» What you will do
Locate every line in the rows below that contains the string "toggle", and copy each of those lines. Case counts.

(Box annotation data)
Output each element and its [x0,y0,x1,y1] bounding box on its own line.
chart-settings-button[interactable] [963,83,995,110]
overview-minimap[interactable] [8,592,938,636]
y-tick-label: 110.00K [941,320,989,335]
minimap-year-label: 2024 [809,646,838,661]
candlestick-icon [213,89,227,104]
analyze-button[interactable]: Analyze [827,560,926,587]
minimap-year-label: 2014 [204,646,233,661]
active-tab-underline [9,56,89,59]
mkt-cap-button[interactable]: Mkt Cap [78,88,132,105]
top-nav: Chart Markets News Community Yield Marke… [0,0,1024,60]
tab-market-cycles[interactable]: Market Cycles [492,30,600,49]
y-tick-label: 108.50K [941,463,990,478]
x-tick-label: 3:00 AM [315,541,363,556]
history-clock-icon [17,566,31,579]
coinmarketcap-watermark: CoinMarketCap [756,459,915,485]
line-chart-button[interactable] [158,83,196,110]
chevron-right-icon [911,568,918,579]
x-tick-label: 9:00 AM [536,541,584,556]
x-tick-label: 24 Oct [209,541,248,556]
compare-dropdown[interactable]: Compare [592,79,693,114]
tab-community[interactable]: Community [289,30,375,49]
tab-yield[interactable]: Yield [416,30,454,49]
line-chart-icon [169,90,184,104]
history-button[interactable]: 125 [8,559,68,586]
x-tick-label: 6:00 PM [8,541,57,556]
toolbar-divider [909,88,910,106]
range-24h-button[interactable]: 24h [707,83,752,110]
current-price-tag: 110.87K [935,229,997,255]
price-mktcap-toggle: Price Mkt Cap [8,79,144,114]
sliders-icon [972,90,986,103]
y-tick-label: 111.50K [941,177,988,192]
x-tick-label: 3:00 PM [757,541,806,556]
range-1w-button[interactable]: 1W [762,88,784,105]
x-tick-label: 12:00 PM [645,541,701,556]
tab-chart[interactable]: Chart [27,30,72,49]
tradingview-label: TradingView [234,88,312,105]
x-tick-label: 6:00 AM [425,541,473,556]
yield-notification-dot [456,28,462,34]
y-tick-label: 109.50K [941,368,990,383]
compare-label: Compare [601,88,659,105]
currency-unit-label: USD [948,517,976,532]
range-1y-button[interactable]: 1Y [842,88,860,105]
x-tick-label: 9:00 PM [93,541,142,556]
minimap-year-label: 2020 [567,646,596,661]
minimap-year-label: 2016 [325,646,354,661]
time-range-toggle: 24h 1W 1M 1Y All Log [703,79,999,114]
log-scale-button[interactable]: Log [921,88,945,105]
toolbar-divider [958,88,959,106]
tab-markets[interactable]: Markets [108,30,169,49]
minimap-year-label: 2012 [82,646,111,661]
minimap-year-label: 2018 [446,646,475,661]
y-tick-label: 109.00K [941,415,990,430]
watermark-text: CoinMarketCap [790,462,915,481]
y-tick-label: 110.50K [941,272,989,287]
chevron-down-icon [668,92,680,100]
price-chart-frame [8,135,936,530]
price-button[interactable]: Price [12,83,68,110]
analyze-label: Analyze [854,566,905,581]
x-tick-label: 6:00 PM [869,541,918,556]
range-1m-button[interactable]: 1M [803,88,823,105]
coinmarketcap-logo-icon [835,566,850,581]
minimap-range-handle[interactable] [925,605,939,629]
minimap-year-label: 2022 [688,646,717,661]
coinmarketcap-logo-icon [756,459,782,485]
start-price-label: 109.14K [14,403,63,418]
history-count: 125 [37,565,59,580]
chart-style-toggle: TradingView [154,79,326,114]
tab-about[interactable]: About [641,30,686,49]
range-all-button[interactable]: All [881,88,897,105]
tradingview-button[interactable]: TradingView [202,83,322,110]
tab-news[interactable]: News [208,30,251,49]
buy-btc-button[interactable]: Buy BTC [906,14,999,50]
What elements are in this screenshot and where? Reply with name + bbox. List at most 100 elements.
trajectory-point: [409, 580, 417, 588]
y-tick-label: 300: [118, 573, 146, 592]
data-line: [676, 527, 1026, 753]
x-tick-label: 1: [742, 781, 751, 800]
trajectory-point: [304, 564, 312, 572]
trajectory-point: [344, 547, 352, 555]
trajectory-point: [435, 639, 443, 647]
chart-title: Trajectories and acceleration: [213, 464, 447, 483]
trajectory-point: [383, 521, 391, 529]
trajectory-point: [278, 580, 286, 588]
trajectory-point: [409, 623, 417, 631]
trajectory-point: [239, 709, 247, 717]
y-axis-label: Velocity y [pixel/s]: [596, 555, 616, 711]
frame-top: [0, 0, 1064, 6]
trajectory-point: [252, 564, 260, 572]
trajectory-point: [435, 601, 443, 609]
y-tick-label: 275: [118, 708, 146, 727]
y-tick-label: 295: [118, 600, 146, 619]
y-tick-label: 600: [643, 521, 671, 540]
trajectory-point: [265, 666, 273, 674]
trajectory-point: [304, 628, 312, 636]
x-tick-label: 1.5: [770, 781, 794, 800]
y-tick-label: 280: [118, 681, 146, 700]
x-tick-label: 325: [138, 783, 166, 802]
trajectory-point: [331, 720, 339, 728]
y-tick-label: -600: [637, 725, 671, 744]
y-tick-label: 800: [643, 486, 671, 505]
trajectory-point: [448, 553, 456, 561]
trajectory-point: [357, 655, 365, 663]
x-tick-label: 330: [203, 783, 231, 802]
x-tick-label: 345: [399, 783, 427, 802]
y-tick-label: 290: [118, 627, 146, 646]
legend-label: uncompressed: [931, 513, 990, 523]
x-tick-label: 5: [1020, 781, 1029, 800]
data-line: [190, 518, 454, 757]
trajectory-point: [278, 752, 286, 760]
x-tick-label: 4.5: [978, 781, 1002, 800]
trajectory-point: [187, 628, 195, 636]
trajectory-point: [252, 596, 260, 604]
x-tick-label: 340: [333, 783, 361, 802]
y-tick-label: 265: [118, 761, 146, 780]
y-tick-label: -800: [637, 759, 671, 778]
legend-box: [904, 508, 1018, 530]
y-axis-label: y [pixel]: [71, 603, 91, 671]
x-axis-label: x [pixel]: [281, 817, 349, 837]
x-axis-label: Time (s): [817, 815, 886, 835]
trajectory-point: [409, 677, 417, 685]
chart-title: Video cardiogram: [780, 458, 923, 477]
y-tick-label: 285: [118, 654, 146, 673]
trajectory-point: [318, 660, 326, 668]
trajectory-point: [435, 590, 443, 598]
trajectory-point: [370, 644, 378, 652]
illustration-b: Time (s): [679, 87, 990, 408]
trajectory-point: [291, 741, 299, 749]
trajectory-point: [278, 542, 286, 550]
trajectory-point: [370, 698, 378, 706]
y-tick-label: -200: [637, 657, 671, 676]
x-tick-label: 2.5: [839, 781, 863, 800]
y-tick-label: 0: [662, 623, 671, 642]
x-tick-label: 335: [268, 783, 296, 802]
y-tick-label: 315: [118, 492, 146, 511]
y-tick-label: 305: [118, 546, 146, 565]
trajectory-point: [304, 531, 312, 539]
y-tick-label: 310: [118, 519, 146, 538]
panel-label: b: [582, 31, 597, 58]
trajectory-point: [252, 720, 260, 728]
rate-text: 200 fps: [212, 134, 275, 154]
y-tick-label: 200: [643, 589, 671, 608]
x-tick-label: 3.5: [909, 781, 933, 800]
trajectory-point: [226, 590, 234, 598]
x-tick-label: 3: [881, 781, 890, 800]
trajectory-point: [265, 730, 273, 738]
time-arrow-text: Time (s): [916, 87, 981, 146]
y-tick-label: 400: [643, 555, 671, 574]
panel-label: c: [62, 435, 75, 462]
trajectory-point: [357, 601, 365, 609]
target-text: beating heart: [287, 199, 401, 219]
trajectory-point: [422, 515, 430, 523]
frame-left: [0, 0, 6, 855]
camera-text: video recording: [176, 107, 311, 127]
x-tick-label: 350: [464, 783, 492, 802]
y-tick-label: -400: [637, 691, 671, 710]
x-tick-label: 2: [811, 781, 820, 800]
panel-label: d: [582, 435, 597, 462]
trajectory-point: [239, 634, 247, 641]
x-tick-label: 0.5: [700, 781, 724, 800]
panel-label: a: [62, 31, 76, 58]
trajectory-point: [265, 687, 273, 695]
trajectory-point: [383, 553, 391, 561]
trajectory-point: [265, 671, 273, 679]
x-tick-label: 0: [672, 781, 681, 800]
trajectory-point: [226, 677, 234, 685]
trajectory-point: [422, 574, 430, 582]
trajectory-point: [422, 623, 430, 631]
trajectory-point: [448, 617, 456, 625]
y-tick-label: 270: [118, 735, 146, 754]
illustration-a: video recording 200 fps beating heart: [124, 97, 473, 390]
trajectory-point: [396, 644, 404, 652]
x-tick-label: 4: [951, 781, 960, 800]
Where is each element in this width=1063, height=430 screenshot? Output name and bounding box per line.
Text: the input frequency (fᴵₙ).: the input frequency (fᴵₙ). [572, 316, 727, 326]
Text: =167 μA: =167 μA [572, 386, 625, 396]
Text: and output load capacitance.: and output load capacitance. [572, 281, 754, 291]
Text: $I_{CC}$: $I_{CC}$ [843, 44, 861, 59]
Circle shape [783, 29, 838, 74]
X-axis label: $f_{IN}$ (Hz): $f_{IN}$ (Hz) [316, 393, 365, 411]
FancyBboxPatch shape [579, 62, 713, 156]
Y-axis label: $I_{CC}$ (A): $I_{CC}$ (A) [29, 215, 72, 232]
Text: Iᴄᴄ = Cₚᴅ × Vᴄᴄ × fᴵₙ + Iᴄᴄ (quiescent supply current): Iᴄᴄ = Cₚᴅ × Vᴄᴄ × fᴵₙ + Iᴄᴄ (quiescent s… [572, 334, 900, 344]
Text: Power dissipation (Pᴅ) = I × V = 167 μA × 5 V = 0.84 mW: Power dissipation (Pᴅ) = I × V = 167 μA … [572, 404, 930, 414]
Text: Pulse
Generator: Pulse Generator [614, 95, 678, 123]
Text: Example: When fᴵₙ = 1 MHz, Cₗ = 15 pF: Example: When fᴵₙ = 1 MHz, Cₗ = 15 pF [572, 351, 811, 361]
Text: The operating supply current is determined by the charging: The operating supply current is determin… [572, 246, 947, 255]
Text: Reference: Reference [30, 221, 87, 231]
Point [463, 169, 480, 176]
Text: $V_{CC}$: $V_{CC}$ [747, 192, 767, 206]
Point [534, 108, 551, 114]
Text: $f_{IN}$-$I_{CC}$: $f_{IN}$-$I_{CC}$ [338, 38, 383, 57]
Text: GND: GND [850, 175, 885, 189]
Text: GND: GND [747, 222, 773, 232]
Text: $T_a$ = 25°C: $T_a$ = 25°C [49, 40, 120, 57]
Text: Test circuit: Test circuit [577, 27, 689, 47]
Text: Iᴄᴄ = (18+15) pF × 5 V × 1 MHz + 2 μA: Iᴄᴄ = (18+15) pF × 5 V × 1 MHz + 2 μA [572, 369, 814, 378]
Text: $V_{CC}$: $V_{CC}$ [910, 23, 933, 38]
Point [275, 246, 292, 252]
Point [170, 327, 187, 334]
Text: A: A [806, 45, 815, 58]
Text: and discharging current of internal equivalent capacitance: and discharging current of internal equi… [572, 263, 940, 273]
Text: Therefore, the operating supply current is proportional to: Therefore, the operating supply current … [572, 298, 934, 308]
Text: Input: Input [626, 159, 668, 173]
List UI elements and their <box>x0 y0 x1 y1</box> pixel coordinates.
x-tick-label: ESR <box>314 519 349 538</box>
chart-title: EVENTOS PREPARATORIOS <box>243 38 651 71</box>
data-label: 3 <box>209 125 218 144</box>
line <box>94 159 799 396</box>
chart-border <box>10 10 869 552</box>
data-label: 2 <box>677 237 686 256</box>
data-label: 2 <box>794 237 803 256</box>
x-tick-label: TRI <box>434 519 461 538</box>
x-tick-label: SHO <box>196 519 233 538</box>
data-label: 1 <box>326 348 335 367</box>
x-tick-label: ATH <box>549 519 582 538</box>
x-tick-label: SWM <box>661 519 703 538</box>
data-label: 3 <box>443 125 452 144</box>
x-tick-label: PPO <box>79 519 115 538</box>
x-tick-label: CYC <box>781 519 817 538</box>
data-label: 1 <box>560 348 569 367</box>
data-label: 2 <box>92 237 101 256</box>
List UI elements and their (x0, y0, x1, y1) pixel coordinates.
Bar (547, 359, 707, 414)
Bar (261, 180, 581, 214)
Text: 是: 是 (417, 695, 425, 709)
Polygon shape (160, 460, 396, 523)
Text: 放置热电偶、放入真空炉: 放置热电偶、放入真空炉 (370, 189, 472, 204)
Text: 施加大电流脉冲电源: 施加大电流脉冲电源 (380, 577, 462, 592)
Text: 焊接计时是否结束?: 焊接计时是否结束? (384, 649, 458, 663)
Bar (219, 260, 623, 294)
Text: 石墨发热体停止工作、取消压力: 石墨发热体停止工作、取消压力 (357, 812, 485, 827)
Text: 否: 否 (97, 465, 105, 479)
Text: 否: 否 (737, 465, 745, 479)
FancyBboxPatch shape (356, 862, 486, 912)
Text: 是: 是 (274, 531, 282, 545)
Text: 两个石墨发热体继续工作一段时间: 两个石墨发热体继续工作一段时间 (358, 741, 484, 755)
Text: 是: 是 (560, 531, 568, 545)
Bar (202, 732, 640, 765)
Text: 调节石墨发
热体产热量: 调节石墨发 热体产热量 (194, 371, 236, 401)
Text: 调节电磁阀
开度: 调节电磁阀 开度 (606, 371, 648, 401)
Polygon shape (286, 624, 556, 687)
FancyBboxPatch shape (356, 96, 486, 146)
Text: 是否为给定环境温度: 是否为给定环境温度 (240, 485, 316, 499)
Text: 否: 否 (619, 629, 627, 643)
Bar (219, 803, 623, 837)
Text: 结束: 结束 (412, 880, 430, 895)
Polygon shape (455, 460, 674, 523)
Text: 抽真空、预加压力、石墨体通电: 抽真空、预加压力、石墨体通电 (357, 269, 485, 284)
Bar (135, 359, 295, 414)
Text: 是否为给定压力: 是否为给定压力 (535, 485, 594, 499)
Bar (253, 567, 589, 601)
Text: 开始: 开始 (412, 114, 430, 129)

» Answer to the task
price-mktcap-toggle: Price Mkt Cap [8,79,144,114]
time-range-toggle: 24h 1W 1M 1Y All Log [703,79,999,114]
chart-style-toggle: TradingView [154,79,326,114]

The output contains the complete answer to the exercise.